__The exercise__: Exclude the pictures and retype the entries as written.
Start of Data for processing
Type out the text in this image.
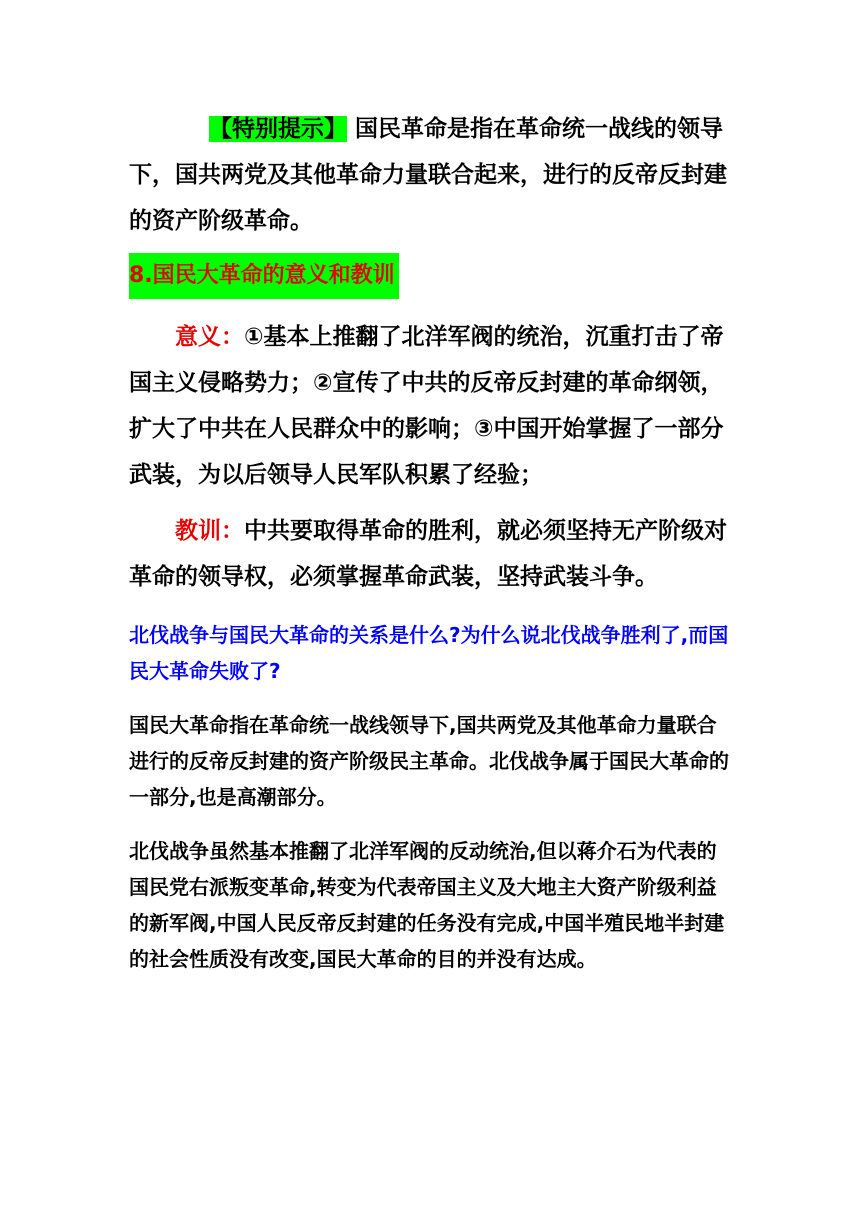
【特别提示】 国民革命是指在革命统一战线的领导下，国共两党及其他革命力量联合起来，进行的反帝反封建的资产阶级革命。
8.国民大革命的意义和教训
意义：①基本上推翻了北洋军阀的统治，沉重打击了帝国主义侵略势力；②宣传了中共的反帝反封建的革命纲领，扩大了中共在人民群众中的影响；③中国开始掌握了一部分武装，为以后领导人民军队积累了经验；
教训：中共要取得革命的胜利，就必须坚持无产阶级对革命的领导权，必须掌握革命武装，坚持武装斗争。
北伐战争与国民大革命的关系是什么?为什么说北伐战争胜利了,而国民大革命失败了?
国民大革命指在革命统一战线领导下,国共两党及其他革命力量联合进行的反帝反封建的资产阶级民主革命。北伐战争属于国民大革命的一部分,也是高潮部分。
北伐战争虽然基本推翻了北洋军阀的反动统治,但以蒋介石为代表的国民党右派叛变革命,转变为代表帝国主义及大地主大资产阶级利益的新军阀,中国人民反帝反封建的任务没有完成,中国半殖民地半封建的社会性质没有改变,国民大革命的目的并没有达成。
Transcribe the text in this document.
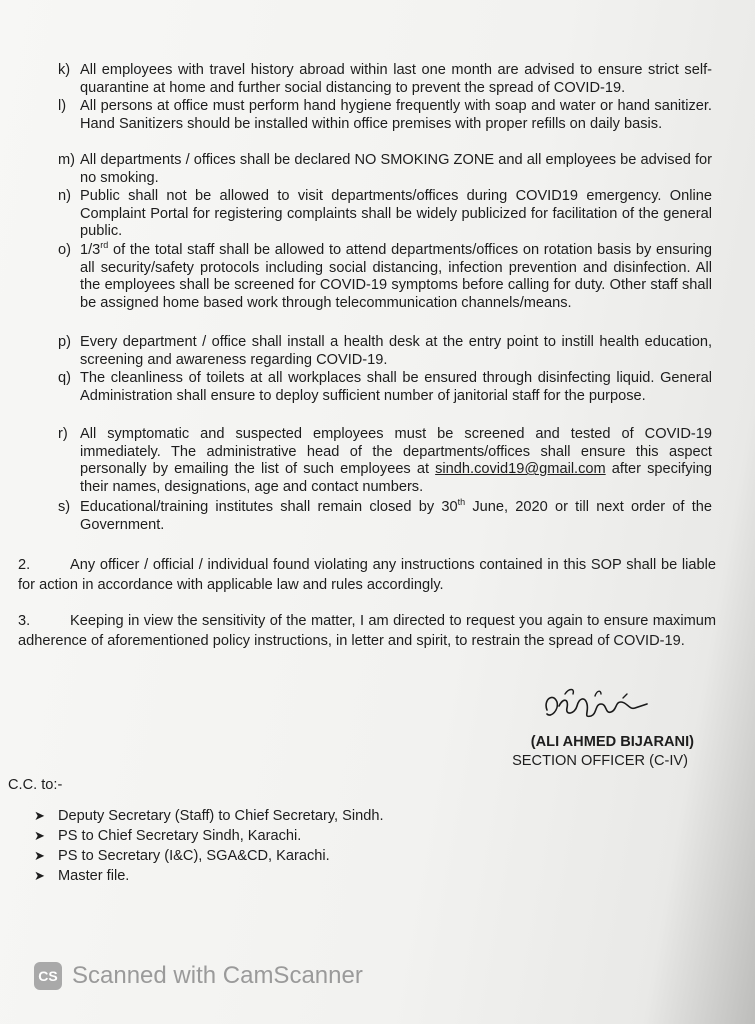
k) All employees with travel history abroad within last one month are advised to ensure strict self-quarantine at home and further social distancing to prevent the spread of COVID-19.
l) All persons at office must perform hand hygiene frequently with soap and water or hand sanitizer. Hand Sanitizers should be installed within office premises with proper refills on daily basis.
m) All departments / offices shall be declared NO SMOKING ZONE and all employees be advised for no smoking.
n) Public shall not be allowed to visit departments/offices during COVID19 emergency. Online Complaint Portal for registering complaints shall be widely publicized for facilitation of the general public.
o) 1/3rd of the total staff shall be allowed to attend departments/offices on rotation basis by ensuring all security/safety protocols including social distancing, infection prevention and disinfection. All the employees shall be screened for COVID-19 symptoms before calling for duty. Other staff shall be assigned home based work through telecommunication channels/means.
p) Every department / office shall install a health desk at the entry point to instill health education, screening and awareness regarding COVID-19.
q) The cleanliness of toilets at all workplaces shall be ensured through disinfecting liquid. General Administration shall ensure to deploy sufficient number of janitorial staff for the purpose.
r) All symptomatic and suspected employees must be screened and tested of COVID-19 immediately. The administrative head of the departments/offices shall ensure this aspect personally by emailing the list of such employees at sindh.covid19@gmail.com after specifying their names, designations, age and contact numbers.
s) Educational/training institutes shall remain closed by 30th June, 2020 or till next order of the Government.
2.	Any officer / official / individual found violating any instructions contained in this SOP shall be liable for action in accordance with applicable law and rules accordingly.
3.	Keeping in view the sensitivity of the matter, I am directed to request you again to ensure maximum adherence of aforementioned policy instructions, in letter and spirit, to restrain the spread of COVID-19.
(ALI AHMED BIJARANI)
SECTION OFFICER (C-IV)
C.C. to:-
➤ Deputy Secretary (Staff) to Chief Secretary, Sindh.
➤ PS to Chief Secretary Sindh, Karachi.
➤ PS to Secretary (I&C), SGA&CD, Karachi.
➤ Master file.
CS Scanned with CamScanner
End of Data for processing
__Result of this exercise__:
Type out the text in this image.
【特别提示】 国民革命是指在革命统一战线的领导下，国共两党及其他革命力量联合起来，进行的反帝反封建的资产阶级革命。
8.国民大革命的意义和教训
意义：①基本上推翻了北洋军阀的统治，沉重打击了帝国主义侵略势力；②宣传了中共的反帝反封建的革命纲领，扩大了中共在人民群众中的影响；③中国开始掌握了一部分武装，为以后领导人民军队积累了经验；
教训：中共要取得革命的胜利，就必须坚持无产阶级对革命的领导权，必须掌握革命武装，坚持武装斗争。
北伐战争与国民大革命的关系是什么?为什么说北伐战争胜利了,而国民大革命失败了?
国民大革命指在革命统一战线领导下,国共两党及其他革命力量联合进行的反帝反封建的资产阶级民主革命。北伐战争属于国民大革命的一部分,也是高潮部分。
北伐战争虽然基本推翻了北洋军阀的反动统治,但以蒋介石为代表的国民党右派叛变革命,转变为代表帝国主义及大地主大资产阶级利益的新军阀,中国人民反帝反封建的任务没有完成,中国半殖民地半封建的社会性质没有改变,国民大革命的目的并没有达成。
Transcribe the text in this document.
k) All employees with travel history abroad within last one month are advised to ensure strict self-quarantine at home and further social distancing to prevent the spread of COVID-19.
l) All persons at office must perform hand hygiene frequently with soap and water or hand sanitizer. Hand Sanitizers should be installed within office premises with proper refills on daily basis.
m) All departments / offices shall be declared NO SMOKING ZONE and all employees be advised for no smoking.
n) Public shall not be allowed to visit departments/offices during COVID19 emergency. Online Complaint Portal for registering complaints shall be widely publicized for facilitation of the general public.
o) 1/3rd of the total staff shall be allowed to attend departments/offices on rotation basis by ensuring all security/safety protocols including social distancing, infection prevention and disinfection. All the employees shall be screened for COVID-19 symptoms before calling for duty. Other staff shall be assigned home based work through telecommunication channels/means.
p) Every department / office shall install a health desk at the entry point to instill health education, screening and awareness regarding COVID-19.
q) The cleanliness of toilets at all workplaces shall be ensured through disinfecting liquid. General Administration shall ensure to deploy sufficient number of janitorial staff for the purpose.
r) All symptomatic and suspected employees must be screened and tested of COVID-19 immediately. The administrative head of the departments/offices shall ensure this aspect personally by emailing the list of such employees at sindh.covid19@gmail.com after specifying their names, designations, age and contact numbers.
s) Educational/training institutes shall remain closed by 30th June, 2020 or till next order of the Government.
2.	Any officer / official / individual found violating any instructions contained in this SOP shall be liable for action in accordance with applicable law and rules accordingly.
3.	Keeping in view the sensitivity of the matter, I am directed to request you again to ensure maximum adherence of aforementioned policy instructions, in letter and spirit, to restrain the spread of COVID-19.
(ALI AHMED BIJARANI)
SECTION OFFICER (C-IV)
C.C. to:-
➤ Deputy Secretary (Staff) to Chief Secretary, Sindh.
➤ PS to Chief Secretary Sindh, Karachi.
➤ PS to Secretary (I&C), SGA&CD, Karachi.
➤ Master file.
CS Scanned with CamScanner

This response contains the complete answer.